> [Exercise prompt]: Show all lines holding the string "name".

> [Excerpted data]:
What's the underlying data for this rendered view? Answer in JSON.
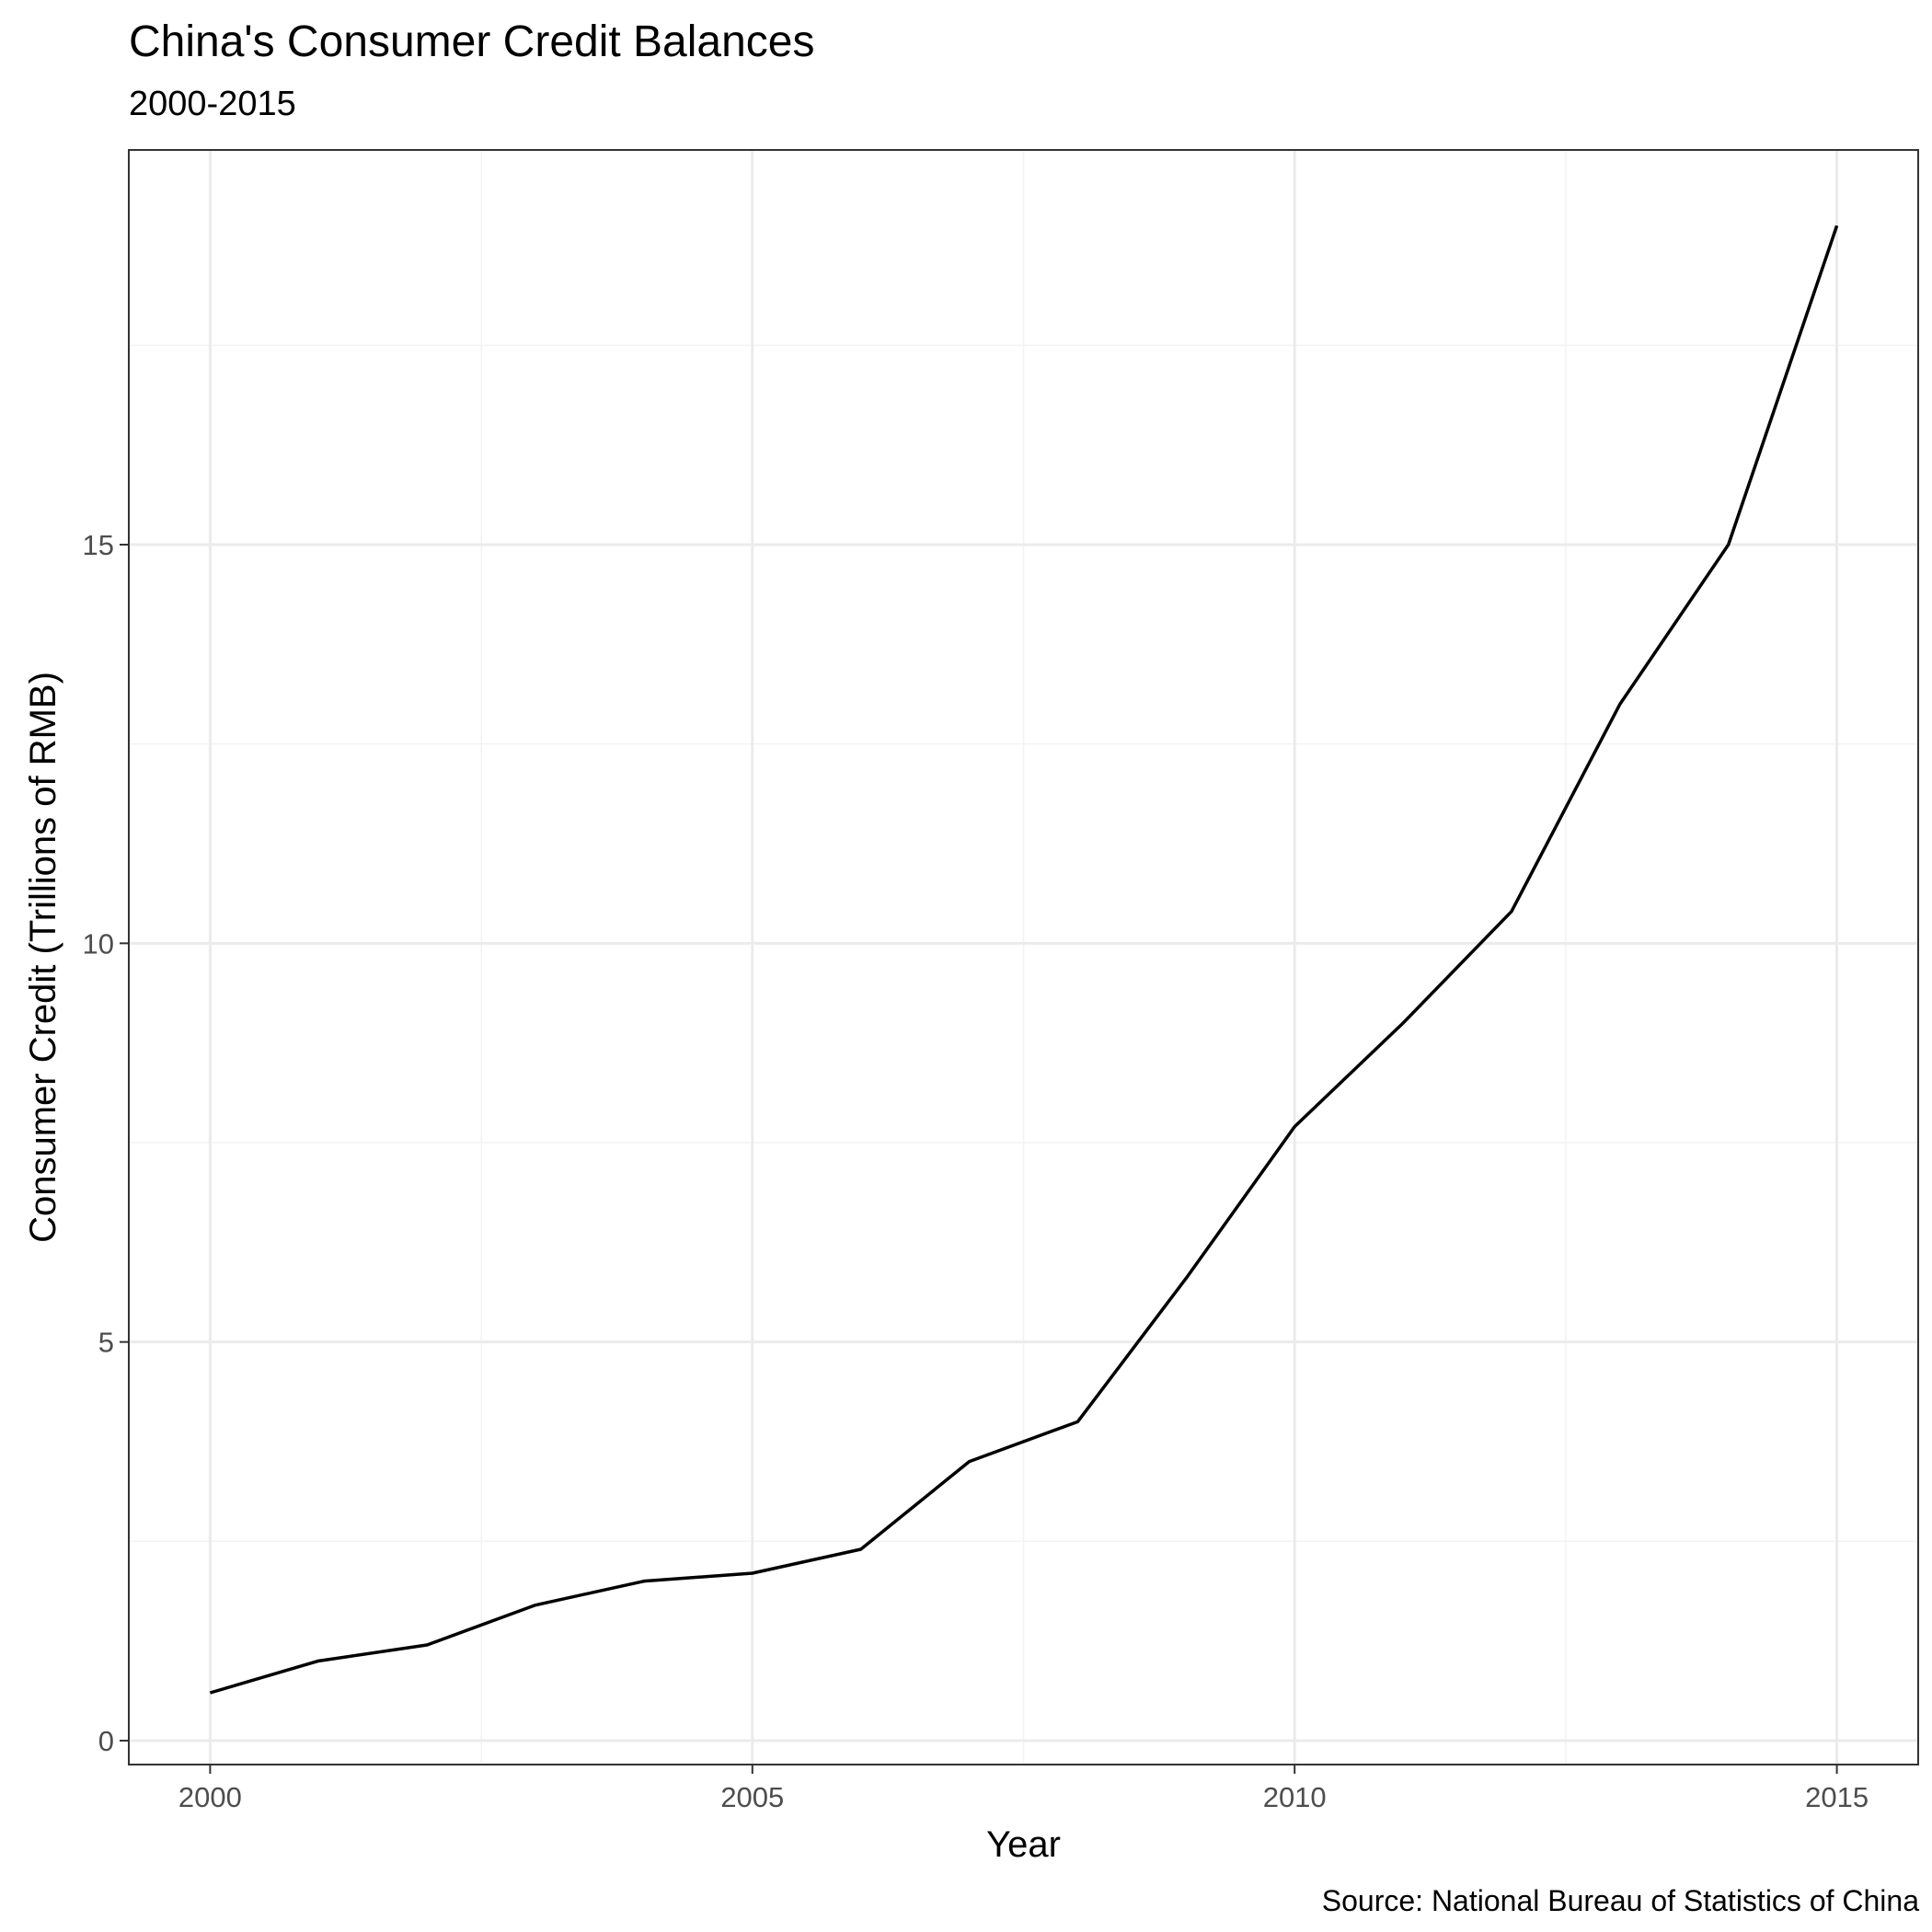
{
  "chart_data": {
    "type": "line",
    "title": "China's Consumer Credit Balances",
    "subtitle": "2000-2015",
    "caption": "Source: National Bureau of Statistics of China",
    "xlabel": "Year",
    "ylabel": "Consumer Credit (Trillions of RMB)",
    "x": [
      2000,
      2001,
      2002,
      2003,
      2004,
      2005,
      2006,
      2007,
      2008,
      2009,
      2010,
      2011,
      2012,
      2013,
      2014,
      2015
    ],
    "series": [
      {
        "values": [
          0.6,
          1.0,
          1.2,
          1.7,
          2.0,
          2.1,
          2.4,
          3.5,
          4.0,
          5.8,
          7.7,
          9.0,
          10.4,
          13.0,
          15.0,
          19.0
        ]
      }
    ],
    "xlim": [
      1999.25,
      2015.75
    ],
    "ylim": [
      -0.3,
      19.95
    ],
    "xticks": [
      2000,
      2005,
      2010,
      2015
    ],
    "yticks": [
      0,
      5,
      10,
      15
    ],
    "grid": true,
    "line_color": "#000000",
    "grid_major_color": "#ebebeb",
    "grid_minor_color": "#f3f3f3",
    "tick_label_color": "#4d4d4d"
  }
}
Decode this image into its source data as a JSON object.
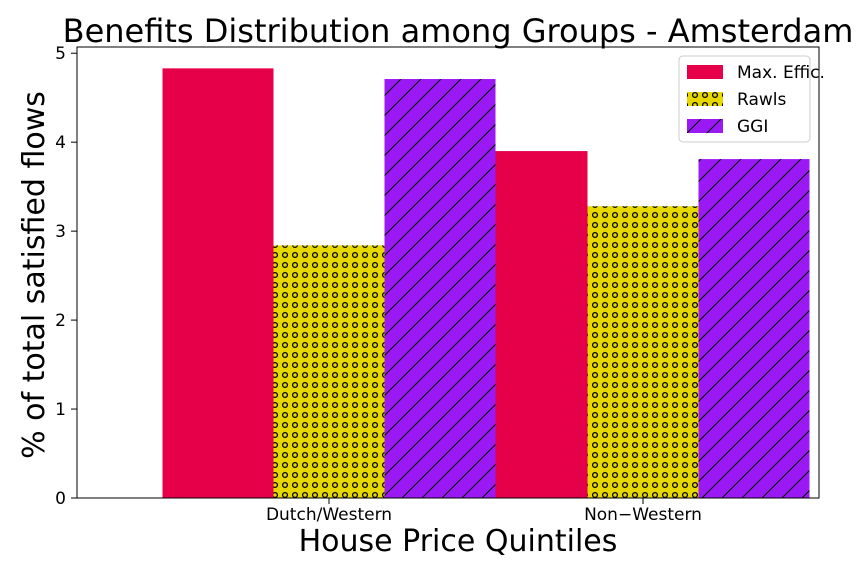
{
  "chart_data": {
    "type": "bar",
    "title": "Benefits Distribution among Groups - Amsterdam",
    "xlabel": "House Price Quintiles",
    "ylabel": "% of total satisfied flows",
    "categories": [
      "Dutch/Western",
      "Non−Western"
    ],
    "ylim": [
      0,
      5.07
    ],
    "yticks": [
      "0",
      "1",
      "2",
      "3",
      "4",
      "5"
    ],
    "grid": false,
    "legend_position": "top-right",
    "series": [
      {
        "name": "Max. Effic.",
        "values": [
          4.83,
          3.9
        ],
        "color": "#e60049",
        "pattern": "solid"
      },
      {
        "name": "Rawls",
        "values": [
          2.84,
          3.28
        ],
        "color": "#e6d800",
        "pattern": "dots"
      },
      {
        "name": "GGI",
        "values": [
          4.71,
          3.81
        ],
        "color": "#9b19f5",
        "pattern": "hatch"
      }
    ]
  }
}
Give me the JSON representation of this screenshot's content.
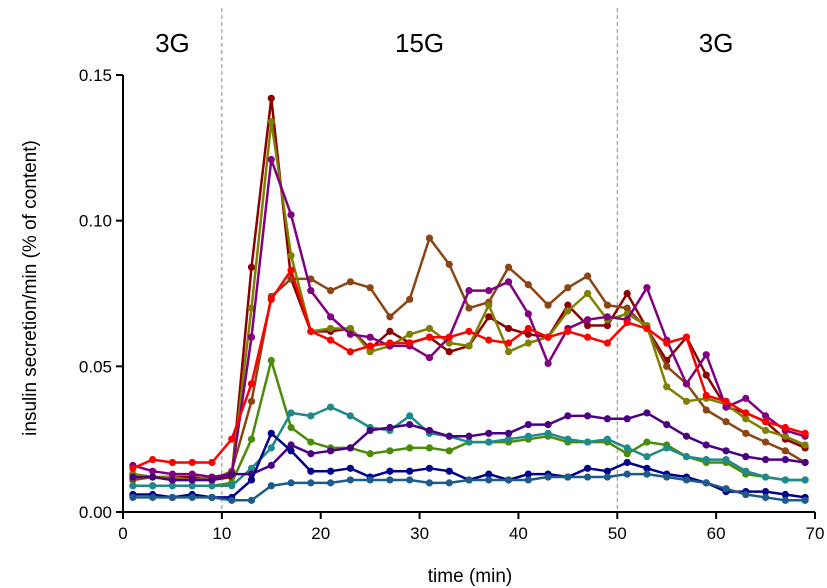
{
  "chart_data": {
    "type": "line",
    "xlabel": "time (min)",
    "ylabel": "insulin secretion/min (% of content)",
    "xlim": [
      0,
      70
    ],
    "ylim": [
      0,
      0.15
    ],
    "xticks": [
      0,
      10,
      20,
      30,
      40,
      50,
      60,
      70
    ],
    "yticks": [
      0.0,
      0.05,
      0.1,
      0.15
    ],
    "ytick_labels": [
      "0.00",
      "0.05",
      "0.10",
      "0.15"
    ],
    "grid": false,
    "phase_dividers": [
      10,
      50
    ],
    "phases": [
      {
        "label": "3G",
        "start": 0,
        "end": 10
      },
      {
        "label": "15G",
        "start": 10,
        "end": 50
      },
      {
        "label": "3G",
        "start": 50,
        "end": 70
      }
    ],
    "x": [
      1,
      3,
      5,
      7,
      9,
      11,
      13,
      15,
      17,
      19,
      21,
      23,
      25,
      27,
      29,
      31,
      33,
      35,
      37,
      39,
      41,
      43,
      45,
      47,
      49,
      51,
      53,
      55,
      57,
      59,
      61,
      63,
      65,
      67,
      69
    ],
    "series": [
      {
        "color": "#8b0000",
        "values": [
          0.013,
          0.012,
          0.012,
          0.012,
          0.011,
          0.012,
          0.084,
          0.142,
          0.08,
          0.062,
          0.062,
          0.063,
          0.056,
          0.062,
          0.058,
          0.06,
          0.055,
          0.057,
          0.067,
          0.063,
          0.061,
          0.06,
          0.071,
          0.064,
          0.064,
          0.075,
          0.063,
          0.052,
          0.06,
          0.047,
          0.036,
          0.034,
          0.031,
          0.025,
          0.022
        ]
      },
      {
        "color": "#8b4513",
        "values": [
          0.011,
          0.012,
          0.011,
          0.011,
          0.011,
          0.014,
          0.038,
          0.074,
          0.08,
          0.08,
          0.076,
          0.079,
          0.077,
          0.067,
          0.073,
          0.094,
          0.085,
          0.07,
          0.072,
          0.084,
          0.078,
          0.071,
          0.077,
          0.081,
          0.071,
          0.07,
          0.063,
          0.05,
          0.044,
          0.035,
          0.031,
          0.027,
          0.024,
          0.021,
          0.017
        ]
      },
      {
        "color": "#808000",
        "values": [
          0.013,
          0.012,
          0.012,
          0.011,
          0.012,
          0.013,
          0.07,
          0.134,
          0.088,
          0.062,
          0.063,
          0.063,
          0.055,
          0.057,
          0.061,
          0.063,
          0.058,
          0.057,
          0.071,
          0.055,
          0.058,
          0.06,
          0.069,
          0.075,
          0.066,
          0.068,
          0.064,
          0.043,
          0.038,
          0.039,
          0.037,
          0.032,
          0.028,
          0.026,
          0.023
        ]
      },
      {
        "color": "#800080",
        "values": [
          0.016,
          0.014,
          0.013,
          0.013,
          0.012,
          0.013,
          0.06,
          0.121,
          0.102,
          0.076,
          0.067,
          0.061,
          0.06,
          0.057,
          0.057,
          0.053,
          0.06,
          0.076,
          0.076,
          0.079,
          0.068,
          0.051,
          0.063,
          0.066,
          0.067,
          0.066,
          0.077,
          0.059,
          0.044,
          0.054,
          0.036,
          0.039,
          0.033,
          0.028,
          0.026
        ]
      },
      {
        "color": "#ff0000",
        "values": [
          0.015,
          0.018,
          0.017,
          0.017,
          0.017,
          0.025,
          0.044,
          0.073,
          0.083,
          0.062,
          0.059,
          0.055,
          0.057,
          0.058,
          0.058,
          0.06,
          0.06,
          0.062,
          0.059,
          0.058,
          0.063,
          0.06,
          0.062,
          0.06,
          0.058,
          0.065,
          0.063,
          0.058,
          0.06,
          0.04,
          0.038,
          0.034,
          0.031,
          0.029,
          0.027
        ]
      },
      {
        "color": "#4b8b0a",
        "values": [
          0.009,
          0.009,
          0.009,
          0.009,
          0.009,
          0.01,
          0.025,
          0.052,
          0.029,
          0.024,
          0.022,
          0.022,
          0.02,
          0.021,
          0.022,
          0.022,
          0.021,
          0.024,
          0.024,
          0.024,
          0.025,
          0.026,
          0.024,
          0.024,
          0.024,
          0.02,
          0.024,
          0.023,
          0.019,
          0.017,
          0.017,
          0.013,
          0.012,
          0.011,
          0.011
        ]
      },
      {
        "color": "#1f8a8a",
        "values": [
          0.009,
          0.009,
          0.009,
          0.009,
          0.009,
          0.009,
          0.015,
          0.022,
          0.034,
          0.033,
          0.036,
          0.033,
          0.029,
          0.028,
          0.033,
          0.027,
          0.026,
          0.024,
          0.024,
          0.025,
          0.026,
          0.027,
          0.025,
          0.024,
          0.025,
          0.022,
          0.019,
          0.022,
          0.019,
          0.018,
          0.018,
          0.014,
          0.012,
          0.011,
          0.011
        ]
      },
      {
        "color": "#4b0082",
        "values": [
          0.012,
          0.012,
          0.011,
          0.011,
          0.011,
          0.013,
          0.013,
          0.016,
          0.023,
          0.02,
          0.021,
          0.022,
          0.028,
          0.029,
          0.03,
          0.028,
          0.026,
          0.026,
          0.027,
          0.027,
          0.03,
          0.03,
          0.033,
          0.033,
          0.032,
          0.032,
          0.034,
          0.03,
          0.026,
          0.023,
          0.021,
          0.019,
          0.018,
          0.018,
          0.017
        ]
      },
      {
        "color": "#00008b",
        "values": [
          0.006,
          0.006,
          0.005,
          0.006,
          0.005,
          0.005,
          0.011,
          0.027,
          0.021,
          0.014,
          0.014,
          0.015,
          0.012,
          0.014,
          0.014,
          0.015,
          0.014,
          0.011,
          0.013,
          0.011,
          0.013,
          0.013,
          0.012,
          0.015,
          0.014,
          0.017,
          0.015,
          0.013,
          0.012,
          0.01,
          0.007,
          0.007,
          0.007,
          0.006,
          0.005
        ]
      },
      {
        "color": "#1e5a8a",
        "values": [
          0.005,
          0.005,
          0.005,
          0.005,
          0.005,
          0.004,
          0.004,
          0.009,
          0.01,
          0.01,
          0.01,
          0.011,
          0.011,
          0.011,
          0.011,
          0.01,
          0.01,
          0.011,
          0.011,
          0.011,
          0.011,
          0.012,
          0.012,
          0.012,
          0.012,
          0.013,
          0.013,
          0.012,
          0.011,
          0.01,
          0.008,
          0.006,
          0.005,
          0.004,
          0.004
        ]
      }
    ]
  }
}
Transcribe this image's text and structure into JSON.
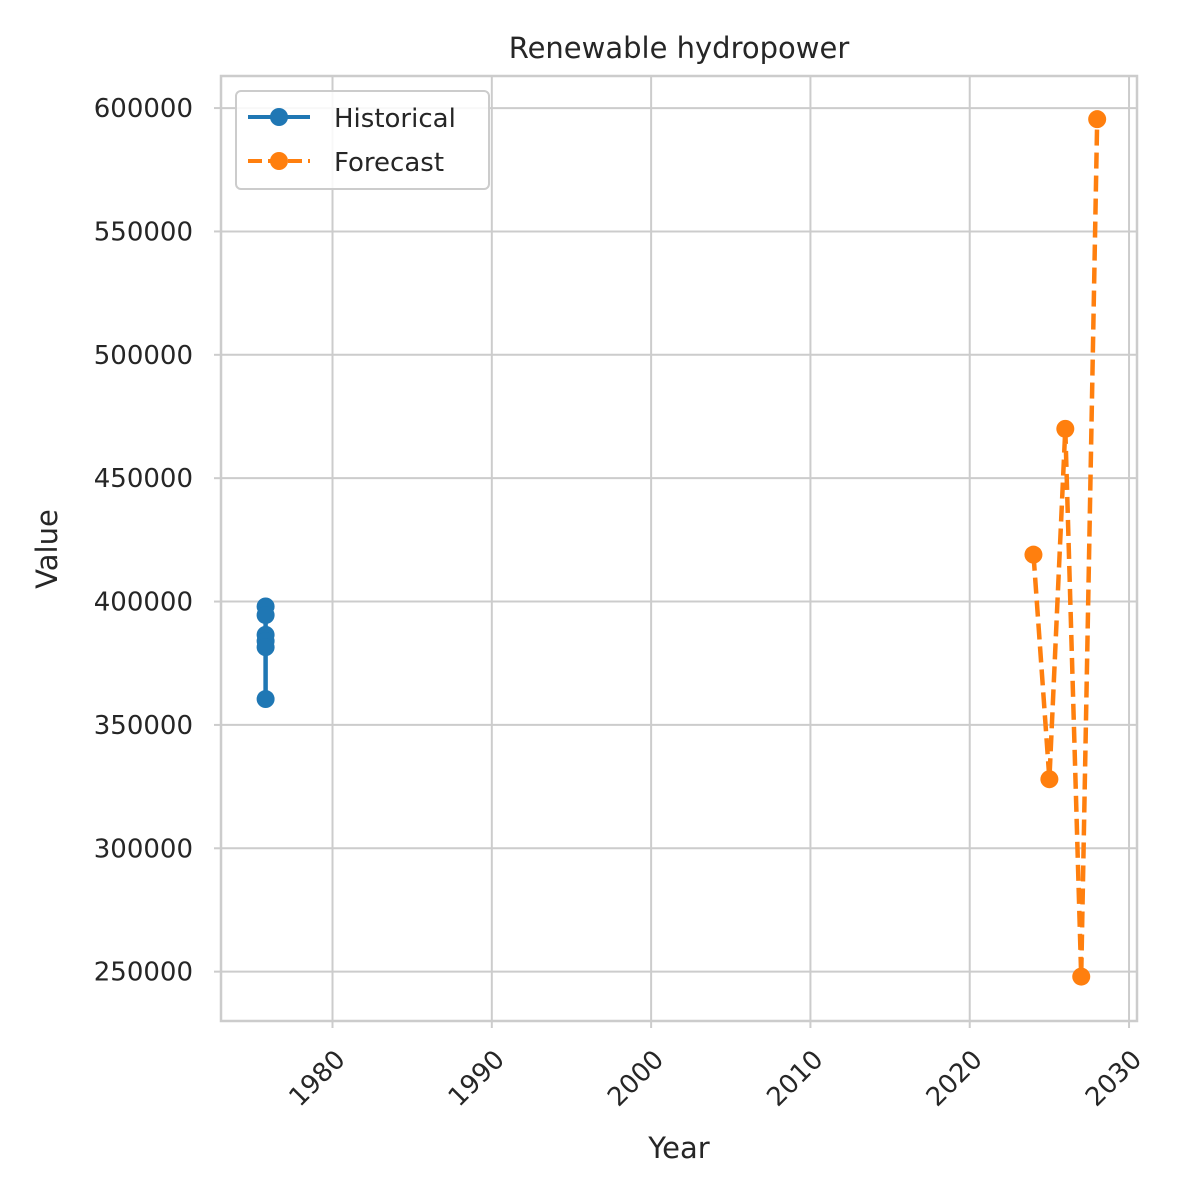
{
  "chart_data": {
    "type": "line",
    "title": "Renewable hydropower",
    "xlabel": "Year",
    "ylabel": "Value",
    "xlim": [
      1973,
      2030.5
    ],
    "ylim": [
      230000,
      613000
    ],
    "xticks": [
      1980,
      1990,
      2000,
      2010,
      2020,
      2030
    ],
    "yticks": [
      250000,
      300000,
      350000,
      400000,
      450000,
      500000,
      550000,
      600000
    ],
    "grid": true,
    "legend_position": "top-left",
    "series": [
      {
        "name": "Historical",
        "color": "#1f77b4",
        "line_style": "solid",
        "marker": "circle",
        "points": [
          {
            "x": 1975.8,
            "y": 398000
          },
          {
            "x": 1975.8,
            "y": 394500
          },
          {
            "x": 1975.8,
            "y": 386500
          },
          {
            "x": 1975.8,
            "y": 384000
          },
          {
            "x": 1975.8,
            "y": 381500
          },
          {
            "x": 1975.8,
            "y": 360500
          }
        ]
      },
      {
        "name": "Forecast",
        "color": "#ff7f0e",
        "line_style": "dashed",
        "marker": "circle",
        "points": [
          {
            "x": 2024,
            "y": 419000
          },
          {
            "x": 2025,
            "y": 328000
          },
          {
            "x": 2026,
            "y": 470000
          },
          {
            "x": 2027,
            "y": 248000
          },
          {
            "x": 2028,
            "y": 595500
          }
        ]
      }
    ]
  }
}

> [Reply to the task]:
        "name": "Max. Effic.",
        "name": "Rawls",
        "name": "GGI",
        "name": "Historical",
        "name": "Forecast",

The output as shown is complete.